Stored records:
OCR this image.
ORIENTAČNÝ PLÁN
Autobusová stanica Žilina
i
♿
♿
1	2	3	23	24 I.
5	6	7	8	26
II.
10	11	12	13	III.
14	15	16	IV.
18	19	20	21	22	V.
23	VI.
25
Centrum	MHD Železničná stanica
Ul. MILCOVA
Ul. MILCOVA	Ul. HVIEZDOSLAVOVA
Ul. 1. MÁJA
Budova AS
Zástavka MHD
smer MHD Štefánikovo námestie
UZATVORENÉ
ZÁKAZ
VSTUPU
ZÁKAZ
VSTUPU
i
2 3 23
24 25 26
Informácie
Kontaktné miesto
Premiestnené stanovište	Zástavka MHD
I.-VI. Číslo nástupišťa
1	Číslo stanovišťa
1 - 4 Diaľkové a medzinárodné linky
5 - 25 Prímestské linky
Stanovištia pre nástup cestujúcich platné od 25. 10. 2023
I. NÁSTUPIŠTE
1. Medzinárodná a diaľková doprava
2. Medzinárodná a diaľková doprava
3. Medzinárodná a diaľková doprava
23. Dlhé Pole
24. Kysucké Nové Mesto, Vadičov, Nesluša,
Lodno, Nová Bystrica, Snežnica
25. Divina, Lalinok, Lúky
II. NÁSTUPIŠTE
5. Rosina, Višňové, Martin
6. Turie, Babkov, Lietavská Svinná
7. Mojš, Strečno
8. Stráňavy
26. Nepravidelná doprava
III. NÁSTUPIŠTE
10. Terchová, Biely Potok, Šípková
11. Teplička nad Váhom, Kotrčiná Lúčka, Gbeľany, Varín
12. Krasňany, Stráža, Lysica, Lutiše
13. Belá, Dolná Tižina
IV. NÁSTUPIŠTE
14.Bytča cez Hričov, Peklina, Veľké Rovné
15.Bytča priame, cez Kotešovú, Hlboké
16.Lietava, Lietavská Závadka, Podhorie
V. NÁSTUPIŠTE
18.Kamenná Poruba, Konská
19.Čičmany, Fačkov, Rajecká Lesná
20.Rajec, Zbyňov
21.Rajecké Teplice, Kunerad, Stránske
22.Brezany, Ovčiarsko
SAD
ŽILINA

--

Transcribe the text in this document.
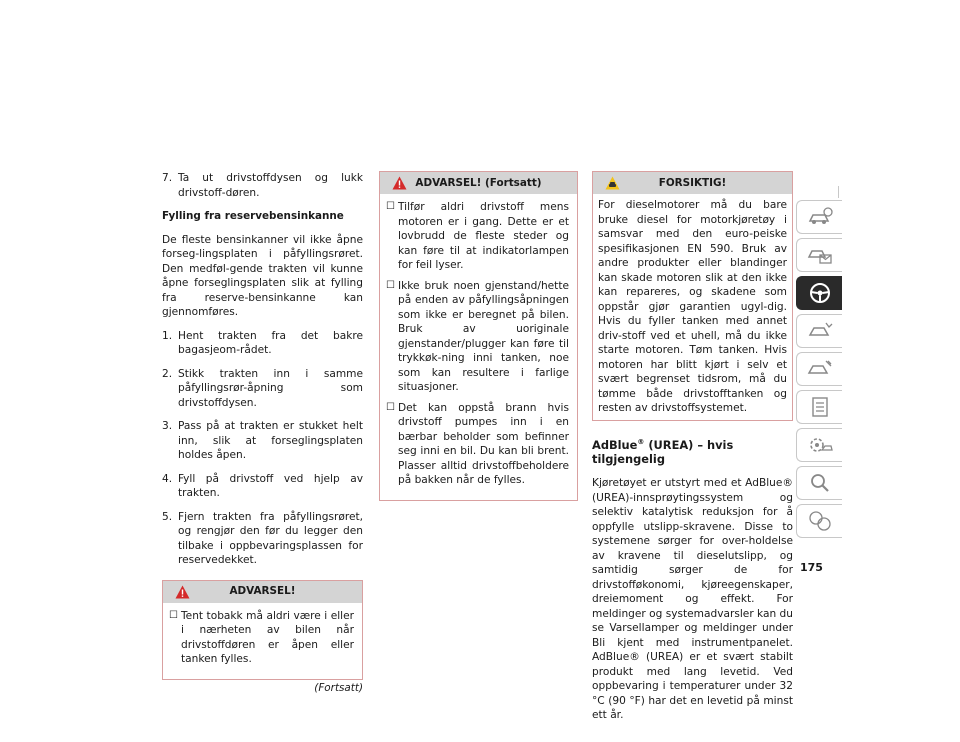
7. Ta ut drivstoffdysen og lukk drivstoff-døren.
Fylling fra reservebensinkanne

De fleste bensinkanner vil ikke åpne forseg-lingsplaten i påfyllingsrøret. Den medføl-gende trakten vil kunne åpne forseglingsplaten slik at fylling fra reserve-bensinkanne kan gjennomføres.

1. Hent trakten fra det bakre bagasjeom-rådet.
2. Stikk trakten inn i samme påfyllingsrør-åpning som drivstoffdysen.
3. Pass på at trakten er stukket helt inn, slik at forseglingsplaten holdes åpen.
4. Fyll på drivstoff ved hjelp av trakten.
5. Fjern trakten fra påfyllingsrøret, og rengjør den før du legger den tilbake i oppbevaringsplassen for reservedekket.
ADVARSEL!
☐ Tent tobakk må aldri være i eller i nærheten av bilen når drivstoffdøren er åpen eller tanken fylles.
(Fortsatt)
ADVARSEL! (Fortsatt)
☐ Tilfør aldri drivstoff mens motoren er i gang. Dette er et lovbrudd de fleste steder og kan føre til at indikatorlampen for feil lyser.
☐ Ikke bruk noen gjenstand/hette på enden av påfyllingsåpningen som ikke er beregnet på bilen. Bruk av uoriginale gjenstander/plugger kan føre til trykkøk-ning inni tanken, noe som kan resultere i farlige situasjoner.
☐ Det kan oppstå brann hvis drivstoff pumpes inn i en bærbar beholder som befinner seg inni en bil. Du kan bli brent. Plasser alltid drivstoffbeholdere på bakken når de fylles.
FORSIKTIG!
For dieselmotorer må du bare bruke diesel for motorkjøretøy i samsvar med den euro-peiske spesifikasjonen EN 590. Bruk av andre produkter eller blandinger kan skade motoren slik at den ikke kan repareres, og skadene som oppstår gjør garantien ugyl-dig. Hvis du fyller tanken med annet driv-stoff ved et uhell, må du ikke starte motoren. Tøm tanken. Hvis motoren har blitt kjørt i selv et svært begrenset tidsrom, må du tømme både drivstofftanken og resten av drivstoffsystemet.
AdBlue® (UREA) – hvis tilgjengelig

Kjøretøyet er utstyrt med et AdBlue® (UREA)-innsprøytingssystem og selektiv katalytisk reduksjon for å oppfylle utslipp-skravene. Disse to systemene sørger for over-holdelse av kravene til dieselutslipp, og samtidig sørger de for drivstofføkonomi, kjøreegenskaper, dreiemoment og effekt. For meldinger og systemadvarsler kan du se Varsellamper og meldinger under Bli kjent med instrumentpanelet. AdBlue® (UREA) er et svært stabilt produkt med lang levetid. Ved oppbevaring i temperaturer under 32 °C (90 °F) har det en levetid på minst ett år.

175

==

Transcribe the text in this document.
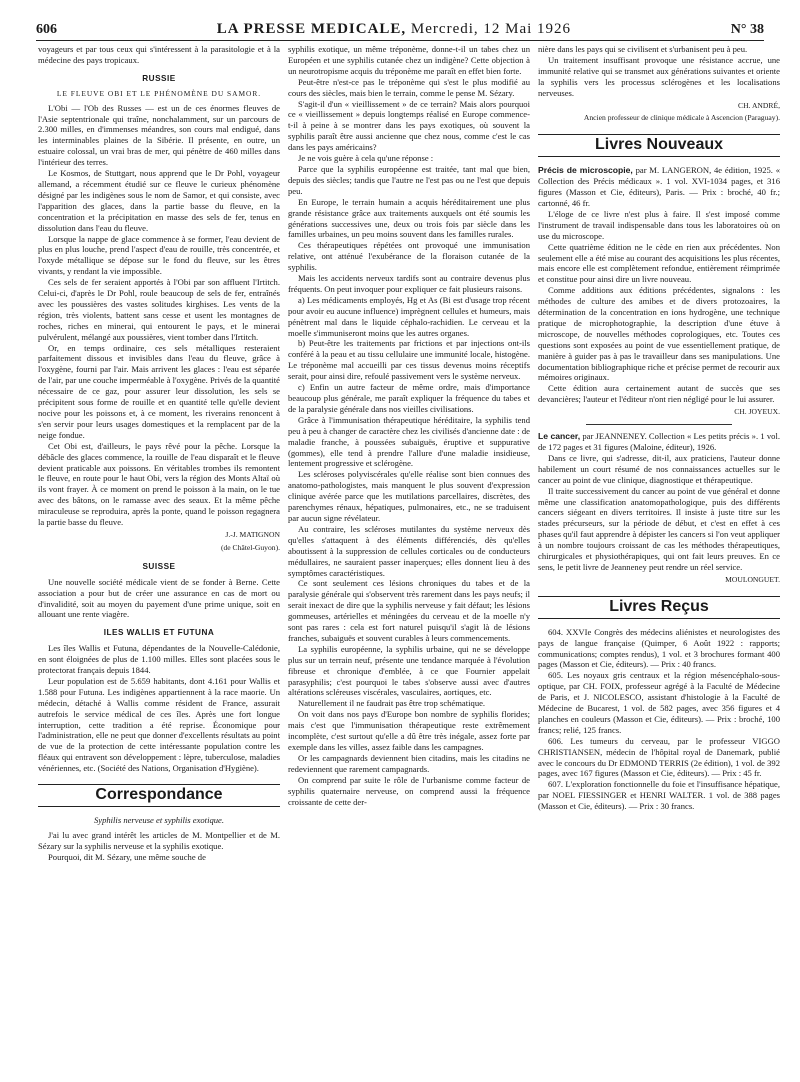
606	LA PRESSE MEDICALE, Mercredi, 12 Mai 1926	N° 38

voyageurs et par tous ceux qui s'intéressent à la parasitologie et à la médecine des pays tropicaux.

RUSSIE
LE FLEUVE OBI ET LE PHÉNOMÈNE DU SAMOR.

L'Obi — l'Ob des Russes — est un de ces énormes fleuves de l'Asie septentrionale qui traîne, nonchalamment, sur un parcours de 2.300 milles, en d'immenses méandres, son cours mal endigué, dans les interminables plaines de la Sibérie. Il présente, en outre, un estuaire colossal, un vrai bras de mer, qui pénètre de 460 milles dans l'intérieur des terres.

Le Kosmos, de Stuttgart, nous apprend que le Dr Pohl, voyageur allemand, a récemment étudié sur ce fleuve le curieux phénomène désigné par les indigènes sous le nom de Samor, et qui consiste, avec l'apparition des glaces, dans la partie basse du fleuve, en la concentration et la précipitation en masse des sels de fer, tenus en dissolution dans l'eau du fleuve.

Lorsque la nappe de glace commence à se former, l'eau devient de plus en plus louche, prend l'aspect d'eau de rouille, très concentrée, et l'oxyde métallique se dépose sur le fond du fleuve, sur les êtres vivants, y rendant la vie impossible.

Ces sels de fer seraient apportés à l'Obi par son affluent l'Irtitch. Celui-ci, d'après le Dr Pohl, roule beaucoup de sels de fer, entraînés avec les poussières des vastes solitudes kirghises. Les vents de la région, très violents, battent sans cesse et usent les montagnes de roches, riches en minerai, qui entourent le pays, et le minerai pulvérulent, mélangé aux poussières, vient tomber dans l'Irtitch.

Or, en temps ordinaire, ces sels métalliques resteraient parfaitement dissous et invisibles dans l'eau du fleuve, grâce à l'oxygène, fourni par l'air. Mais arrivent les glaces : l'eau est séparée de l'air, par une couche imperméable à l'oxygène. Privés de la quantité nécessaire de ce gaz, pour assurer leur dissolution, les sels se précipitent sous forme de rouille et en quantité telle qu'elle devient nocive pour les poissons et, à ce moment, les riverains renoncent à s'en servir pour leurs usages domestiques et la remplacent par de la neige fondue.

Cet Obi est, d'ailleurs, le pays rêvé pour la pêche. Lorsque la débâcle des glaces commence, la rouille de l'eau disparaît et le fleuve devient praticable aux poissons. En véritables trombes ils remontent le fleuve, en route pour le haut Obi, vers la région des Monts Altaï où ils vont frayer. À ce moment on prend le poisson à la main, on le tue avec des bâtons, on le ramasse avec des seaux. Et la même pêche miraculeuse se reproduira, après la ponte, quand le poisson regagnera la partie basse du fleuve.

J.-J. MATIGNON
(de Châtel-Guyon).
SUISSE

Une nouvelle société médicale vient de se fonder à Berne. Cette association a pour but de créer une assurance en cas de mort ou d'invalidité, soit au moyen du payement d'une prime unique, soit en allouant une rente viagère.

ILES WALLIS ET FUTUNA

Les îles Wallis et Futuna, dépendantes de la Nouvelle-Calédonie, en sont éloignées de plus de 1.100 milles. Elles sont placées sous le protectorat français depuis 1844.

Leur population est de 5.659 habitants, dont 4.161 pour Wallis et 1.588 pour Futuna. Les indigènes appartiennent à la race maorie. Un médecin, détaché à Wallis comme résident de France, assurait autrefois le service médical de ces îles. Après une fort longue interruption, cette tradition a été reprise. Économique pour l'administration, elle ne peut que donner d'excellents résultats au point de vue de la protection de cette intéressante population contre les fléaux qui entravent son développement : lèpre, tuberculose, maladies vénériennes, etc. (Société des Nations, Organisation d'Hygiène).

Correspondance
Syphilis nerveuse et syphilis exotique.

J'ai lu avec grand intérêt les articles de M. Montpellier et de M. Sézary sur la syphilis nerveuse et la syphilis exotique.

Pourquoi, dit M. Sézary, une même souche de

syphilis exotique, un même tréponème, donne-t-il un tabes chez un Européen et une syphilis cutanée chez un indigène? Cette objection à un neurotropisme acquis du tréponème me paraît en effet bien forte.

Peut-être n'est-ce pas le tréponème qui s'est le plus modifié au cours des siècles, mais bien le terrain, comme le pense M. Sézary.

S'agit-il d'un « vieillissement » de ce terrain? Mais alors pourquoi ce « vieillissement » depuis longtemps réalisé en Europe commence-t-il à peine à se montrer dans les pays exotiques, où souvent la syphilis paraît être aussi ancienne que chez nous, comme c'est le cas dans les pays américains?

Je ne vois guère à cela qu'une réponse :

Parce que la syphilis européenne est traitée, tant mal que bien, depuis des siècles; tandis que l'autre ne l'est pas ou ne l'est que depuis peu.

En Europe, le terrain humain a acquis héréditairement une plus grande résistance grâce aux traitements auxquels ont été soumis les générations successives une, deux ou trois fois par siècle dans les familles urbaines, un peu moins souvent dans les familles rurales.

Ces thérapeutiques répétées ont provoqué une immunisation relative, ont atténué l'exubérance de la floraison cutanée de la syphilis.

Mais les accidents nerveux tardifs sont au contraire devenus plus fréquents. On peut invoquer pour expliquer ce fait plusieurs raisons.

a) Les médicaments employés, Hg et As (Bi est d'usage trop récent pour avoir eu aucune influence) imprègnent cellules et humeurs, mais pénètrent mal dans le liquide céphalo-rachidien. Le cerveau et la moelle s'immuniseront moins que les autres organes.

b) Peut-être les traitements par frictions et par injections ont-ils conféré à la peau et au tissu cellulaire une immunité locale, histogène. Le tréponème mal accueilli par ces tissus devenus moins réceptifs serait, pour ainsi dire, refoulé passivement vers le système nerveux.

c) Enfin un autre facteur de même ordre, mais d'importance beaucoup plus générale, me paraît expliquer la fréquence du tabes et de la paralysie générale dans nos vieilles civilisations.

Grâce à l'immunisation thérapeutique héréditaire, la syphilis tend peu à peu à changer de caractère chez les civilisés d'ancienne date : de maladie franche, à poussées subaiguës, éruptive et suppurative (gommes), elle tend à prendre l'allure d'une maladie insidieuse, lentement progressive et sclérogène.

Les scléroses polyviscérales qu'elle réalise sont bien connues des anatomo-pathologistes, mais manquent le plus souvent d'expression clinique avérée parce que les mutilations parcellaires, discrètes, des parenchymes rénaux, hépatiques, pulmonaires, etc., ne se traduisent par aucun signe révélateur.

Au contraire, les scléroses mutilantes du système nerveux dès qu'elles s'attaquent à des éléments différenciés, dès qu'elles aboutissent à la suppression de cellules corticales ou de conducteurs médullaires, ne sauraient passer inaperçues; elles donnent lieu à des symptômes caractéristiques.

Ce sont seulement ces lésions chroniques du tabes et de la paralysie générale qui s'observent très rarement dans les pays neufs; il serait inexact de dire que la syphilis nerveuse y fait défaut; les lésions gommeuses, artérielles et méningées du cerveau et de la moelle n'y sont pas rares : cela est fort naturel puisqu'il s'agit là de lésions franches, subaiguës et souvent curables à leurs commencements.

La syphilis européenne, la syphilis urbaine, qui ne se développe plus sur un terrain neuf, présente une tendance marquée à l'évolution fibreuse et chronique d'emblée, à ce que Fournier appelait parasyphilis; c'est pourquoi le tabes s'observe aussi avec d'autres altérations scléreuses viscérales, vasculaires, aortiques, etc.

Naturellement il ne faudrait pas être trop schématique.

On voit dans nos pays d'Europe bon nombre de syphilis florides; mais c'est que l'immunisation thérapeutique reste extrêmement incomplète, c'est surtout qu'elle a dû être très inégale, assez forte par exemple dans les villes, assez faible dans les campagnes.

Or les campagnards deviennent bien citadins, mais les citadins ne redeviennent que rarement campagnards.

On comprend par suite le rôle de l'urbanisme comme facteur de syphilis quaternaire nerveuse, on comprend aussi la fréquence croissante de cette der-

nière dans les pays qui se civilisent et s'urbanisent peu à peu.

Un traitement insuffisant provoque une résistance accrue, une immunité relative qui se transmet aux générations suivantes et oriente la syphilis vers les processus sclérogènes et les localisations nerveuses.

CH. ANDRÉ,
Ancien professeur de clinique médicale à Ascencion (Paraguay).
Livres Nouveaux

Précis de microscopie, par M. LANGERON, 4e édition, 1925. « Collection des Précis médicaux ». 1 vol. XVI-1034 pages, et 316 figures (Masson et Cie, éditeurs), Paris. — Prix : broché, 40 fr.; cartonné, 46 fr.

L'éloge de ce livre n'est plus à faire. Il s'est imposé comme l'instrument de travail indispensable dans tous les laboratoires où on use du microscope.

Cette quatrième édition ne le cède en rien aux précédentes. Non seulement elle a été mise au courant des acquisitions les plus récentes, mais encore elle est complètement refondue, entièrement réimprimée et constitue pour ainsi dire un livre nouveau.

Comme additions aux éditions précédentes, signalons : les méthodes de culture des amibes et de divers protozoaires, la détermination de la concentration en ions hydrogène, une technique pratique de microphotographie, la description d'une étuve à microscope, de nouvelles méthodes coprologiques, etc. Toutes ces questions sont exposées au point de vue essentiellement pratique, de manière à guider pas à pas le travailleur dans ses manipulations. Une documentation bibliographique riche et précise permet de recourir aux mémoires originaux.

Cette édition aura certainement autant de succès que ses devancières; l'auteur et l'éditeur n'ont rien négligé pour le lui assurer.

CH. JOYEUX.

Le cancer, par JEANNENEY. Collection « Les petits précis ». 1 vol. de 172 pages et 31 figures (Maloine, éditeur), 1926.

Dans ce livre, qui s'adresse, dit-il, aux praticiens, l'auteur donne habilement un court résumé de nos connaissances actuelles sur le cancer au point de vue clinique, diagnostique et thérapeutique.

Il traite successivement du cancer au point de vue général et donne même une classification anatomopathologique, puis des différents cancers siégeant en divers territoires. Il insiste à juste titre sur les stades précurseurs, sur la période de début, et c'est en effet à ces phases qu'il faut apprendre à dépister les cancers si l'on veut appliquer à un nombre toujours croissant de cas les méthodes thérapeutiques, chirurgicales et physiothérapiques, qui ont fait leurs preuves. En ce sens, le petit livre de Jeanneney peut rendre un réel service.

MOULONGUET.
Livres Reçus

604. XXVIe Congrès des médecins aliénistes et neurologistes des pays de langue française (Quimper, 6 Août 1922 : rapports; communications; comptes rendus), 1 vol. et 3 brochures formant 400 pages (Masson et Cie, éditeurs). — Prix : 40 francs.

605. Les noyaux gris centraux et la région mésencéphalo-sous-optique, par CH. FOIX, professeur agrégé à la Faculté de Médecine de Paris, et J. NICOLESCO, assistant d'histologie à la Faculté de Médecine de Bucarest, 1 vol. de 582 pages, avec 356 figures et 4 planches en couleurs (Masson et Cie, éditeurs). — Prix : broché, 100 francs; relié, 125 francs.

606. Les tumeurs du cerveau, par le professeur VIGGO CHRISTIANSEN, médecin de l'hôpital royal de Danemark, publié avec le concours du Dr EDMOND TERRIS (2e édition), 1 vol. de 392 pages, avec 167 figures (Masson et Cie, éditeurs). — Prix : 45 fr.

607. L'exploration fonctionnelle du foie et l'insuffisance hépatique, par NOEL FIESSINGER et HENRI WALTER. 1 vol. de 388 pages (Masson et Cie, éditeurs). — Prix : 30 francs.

* _Your instructions_
The answer should be a single number: the count of lines in the data that include the string "doprava".

* _Result for this task_
4